THE TASK: In full and without deviation, write out the entries that follow.
------------------------------------------------------------
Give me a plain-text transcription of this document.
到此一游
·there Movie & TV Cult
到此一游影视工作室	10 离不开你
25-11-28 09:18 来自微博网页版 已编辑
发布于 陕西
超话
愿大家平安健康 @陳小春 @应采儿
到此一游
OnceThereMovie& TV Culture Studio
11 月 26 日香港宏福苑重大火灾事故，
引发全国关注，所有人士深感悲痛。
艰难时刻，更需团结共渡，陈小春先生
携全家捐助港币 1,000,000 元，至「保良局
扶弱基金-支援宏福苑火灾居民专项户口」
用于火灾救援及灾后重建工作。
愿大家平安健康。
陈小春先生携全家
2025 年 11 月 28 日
------------------------------------------------------------
RESULT:
Give me a plain-text transcription of this document.
到此一游
·there Movie & TV Cult
到此一游影视工作室	10 离不开你
25-11-28 09:18 来自微博网页版 已编辑
发布于 陕西
超话
愿大家平安健康 @陳小春 @应采儿
到此一游
OnceThereMovie& TV Culture Studio
11 月 26 日香港宏福苑重大火灾事故，
引发全国关注，所有人士深感悲痛。
艰难时刻，更需团结共渡，陈小春先生
携全家捐助港币 1,000,000 元，至「保良局
扶弱基金-支援宏福苑火灾居民专项户口」
用于火灾救援及灾后重建工作。
愿大家平安健康。
陈小春先生携全家
2025 年 11 月 28 日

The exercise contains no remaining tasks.